PROBLEM REQUIREMENTS → Output an exact reproduction of the data.

--- BEGIN EXTRACTED ENTRIES ---

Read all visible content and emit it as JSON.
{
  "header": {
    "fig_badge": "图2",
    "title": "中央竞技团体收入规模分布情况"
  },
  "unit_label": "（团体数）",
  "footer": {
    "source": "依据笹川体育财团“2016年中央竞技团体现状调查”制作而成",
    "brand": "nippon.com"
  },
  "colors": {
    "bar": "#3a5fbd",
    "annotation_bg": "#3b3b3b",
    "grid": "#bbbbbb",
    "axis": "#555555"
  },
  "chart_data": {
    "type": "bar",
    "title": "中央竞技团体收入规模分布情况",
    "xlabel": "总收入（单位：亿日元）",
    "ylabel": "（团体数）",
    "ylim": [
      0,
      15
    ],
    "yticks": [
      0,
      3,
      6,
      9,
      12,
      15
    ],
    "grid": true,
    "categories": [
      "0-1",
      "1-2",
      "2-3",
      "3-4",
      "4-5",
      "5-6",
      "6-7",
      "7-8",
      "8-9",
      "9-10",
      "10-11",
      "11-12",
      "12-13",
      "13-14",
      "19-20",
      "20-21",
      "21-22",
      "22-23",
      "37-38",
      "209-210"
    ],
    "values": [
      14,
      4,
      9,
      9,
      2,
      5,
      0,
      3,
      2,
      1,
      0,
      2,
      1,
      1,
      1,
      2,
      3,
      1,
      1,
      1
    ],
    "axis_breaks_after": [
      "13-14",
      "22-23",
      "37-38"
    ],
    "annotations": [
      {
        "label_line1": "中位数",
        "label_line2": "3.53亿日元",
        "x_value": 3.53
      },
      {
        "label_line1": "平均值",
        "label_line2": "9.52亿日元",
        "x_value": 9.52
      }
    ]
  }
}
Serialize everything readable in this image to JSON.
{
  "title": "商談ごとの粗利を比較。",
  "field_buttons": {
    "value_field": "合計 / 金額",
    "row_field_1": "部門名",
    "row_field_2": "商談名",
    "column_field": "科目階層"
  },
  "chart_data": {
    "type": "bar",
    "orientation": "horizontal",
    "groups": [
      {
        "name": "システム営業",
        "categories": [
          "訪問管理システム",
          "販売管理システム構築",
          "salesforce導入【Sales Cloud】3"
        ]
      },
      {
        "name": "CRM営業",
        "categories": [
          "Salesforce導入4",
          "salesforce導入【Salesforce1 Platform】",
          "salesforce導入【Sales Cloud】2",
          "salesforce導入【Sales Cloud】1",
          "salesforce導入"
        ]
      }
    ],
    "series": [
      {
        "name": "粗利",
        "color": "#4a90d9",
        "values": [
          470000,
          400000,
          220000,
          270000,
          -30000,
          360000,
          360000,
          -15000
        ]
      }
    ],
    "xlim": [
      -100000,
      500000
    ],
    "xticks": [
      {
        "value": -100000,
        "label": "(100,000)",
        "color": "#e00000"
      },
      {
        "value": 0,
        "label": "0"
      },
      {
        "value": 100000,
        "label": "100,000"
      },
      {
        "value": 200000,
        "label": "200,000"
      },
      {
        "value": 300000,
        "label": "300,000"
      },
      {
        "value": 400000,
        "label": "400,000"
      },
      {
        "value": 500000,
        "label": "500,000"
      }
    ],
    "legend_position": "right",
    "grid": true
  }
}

--- END EXTRACTED ENTRIES ---

RESULT →
Read all visible content and emit it as JSON.
{
  "header": {
    "fig_badge": "图2",
    "title": "中央竞技团体收入规模分布情况"
  },
  "unit_label": "（团体数）",
  "footer": {
    "source": "依据笹川体育财团“2016年中央竞技团体现状调查”制作而成",
    "brand": "nippon.com"
  },
  "colors": {
    "bar": "#3a5fbd",
    "annotation_bg": "#3b3b3b",
    "grid": "#bbbbbb",
    "axis": "#555555"
  },
  "chart_data": {
    "type": "bar",
    "title": "中央竞技团体收入规模分布情况",
    "xlabel": "总收入（单位：亿日元）",
    "ylabel": "（团体数）",
    "ylim": [
      0,
      15
    ],
    "yticks": [
      0,
      3,
      6,
      9,
      12,
      15
    ],
    "grid": true,
    "categories": [
      "0-1",
      "1-2",
      "2-3",
      "3-4",
      "4-5",
      "5-6",
      "6-7",
      "7-8",
      "8-9",
      "9-10",
      "10-11",
      "11-12",
      "12-13",
      "13-14",
      "19-20",
      "20-21",
      "21-22",
      "22-23",
      "37-38",
      "209-210"
    ],
    "values": [
      14,
      4,
      9,
      9,
      2,
      5,
      0,
      3,
      2,
      1,
      0,
      2,
      1,
      1,
      1,
      2,
      3,
      1,
      1,
      1
    ],
    "axis_breaks_after": [
      "13-14",
      "22-23",
      "37-38"
    ],
    "annotations": [
      {
        "label_line1": "中位数",
        "label_line2": "3.53亿日元",
        "x_value": 3.53
      },
      {
        "label_line1": "平均值",
        "label_line2": "9.52亿日元",
        "x_value": 9.52
      }
    ]
  }
}
Serialize everything readable in this image to JSON.
{
  "title": "商談ごとの粗利を比較。",
  "field_buttons": {
    "value_field": "合計 / 金額",
    "row_field_1": "部門名",
    "row_field_2": "商談名",
    "column_field": "科目階層"
  },
  "chart_data": {
    "type": "bar",
    "orientation": "horizontal",
    "groups": [
      {
        "name": "システム営業",
        "categories": [
          "訪問管理システム",
          "販売管理システム構築",
          "salesforce導入【Sales Cloud】3"
        ]
      },
      {
        "name": "CRM営業",
        "categories": [
          "Salesforce導入4",
          "salesforce導入【Salesforce1 Platform】",
          "salesforce導入【Sales Cloud】2",
          "salesforce導入【Sales Cloud】1",
          "salesforce導入"
        ]
      }
    ],
    "series": [
      {
        "name": "粗利",
        "color": "#4a90d9",
        "values": [
          470000,
          400000,
          220000,
          270000,
          -30000,
          360000,
          360000,
          -15000
        ]
      }
    ],
    "xlim": [
      -100000,
      500000
    ],
    "xticks": [
      {
        "value": -100000,
        "label": "(100,000)",
        "color": "#e00000"
      },
      {
        "value": 0,
        "label": "0"
      },
      {
        "value": 100000,
        "label": "100,000"
      },
      {
        "value": 200000,
        "label": "200,000"
      },
      {
        "value": 300000,
        "label": "300,000"
      },
      {
        "value": 400000,
        "label": "400,000"
      },
      {
        "value": 500000,
        "label": "500,000"
      }
    ],
    "legend_position": "right",
    "grid": true
  }
}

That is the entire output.